Please print every record below exactly as it appears.

※

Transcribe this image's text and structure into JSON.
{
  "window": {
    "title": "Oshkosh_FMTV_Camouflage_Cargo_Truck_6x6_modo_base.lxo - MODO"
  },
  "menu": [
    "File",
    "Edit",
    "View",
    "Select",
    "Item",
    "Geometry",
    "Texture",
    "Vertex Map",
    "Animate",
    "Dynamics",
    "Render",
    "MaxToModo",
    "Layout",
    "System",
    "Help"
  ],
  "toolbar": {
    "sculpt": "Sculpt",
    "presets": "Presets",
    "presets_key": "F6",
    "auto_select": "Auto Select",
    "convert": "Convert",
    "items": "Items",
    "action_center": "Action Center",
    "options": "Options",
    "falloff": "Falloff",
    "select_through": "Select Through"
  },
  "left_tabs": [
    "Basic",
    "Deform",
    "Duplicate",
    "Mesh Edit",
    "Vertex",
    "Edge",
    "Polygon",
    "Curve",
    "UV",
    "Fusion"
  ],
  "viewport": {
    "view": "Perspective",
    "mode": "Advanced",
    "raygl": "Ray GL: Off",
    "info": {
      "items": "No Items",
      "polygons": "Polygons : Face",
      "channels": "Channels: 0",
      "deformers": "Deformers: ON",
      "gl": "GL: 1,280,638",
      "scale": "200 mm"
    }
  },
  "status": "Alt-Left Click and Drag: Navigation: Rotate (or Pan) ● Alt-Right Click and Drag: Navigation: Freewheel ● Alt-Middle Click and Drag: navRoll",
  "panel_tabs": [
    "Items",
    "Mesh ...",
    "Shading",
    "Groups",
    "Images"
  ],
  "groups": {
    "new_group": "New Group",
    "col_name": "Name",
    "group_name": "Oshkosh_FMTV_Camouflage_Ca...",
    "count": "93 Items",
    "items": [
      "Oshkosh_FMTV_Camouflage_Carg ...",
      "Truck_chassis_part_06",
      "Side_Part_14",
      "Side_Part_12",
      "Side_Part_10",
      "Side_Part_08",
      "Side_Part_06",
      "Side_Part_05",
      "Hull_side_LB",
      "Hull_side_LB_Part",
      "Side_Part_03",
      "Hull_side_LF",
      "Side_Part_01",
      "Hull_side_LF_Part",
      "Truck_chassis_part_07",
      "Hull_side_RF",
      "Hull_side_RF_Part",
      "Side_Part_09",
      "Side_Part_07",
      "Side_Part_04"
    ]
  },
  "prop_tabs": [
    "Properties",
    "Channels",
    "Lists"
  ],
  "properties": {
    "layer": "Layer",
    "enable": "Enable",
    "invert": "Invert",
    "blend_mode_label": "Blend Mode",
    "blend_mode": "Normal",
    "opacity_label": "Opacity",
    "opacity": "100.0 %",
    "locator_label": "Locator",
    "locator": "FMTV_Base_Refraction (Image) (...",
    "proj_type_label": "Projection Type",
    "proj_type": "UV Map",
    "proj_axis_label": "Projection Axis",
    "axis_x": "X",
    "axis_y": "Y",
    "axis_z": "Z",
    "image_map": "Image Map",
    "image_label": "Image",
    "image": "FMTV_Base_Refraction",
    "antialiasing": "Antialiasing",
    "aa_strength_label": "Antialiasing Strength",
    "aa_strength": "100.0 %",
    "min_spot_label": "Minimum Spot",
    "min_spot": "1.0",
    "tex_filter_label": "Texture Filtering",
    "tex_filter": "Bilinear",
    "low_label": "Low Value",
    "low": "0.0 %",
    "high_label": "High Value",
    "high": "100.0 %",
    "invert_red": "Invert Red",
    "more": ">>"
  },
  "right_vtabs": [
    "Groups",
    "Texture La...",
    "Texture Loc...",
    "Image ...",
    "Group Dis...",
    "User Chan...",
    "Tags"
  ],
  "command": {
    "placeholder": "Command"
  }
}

※

- Exercise answer:
Transcribe this image's text and structure into JSON.
{
  "window": {
    "title": "Oshkosh_FMTV_Camouflage_Cargo_Truck_6x6_modo_base.lxo - MODO"
  },
  "menu": [
    "File",
    "Edit",
    "View",
    "Select",
    "Item",
    "Geometry",
    "Texture",
    "Vertex Map",
    "Animate",
    "Dynamics",
    "Render",
    "MaxToModo",
    "Layout",
    "System",
    "Help"
  ],
  "toolbar": {
    "sculpt": "Sculpt",
    "presets": "Presets",
    "presets_key": "F6",
    "auto_select": "Auto Select",
    "convert": "Convert",
    "items": "Items",
    "action_center": "Action Center",
    "options": "Options",
    "falloff": "Falloff",
    "select_through": "Select Through"
  },
  "left_tabs": [
    "Basic",
    "Deform",
    "Duplicate",
    "Mesh Edit",
    "Vertex",
    "Edge",
    "Polygon",
    "Curve",
    "UV",
    "Fusion"
  ],
  "viewport": {
    "view": "Perspective",
    "mode": "Advanced",
    "raygl": "Ray GL: Off",
    "info": {
      "items": "No Items",
      "polygons": "Polygons : Face",
      "channels": "Channels: 0",
      "deformers": "Deformers: ON",
      "gl": "GL: 1,280,638",
      "scale": "200 mm"
    }
  },
  "status": "Alt-Left Click and Drag: Navigation: Rotate (or Pan) ● Alt-Right Click and Drag: Navigation: Freewheel ● Alt-Middle Click and Drag: navRoll",
  "panel_tabs": [
    "Items",
    "Mesh ...",
    "Shading",
    "Groups",
    "Images"
  ],
  "groups": {
    "new_group": "New Group",
    "col_name": "Name",
    "group_name": "Oshkosh_FMTV_Camouflage_Ca...",
    "count": "93 Items",
    "items": [
      "Oshkosh_FMTV_Camouflage_Carg ...",
      "Truck_chassis_part_06",
      "Side_Part_14",
      "Side_Part_12",
      "Side_Part_10",
      "Side_Part_08",
      "Side_Part_06",
      "Side_Part_05",
      "Hull_side_LB",
      "Hull_side_LB_Part",
      "Side_Part_03",
      "Hull_side_LF",
      "Side_Part_01",
      "Hull_side_LF_Part",
      "Truck_chassis_part_07",
      "Hull_side_RF",
      "Hull_side_RF_Part",
      "Side_Part_09",
      "Side_Part_07",
      "Side_Part_04"
    ]
  },
  "prop_tabs": [
    "Properties",
    "Channels",
    "Lists"
  ],
  "properties": {
    "layer": "Layer",
    "enable": "Enable",
    "invert": "Invert",
    "blend_mode_label": "Blend Mode",
    "blend_mode": "Normal",
    "opacity_label": "Opacity",
    "opacity": "100.0 %",
    "locator_label": "Locator",
    "locator": "FMTV_Base_Refraction (Image) (...",
    "proj_type_label": "Projection Type",
    "proj_type": "UV Map",
    "proj_axis_label": "Projection Axis",
    "axis_x": "X",
    "axis_y": "Y",
    "axis_z": "Z",
    "image_map": "Image Map",
    "image_label": "Image",
    "image": "FMTV_Base_Refraction",
    "antialiasing": "Antialiasing",
    "aa_strength_label": "Antialiasing Strength",
    "aa_strength": "100.0 %",
    "min_spot_label": "Minimum Spot",
    "min_spot": "1.0",
    "tex_filter_label": "Texture Filtering",
    "tex_filter": "Bilinear",
    "low_label": "Low Value",
    "low": "0.0 %",
    "high_label": "High Value",
    "high": "100.0 %",
    "invert_red": "Invert Red",
    "more": ">>"
  },
  "right_vtabs": [
    "Groups",
    "Texture La...",
    "Texture Loc...",
    "Image ...",
    "Group Dis...",
    "User Chan...",
    "Tags"
  ],
  "command": {
    "placeholder": "Command"
  }
}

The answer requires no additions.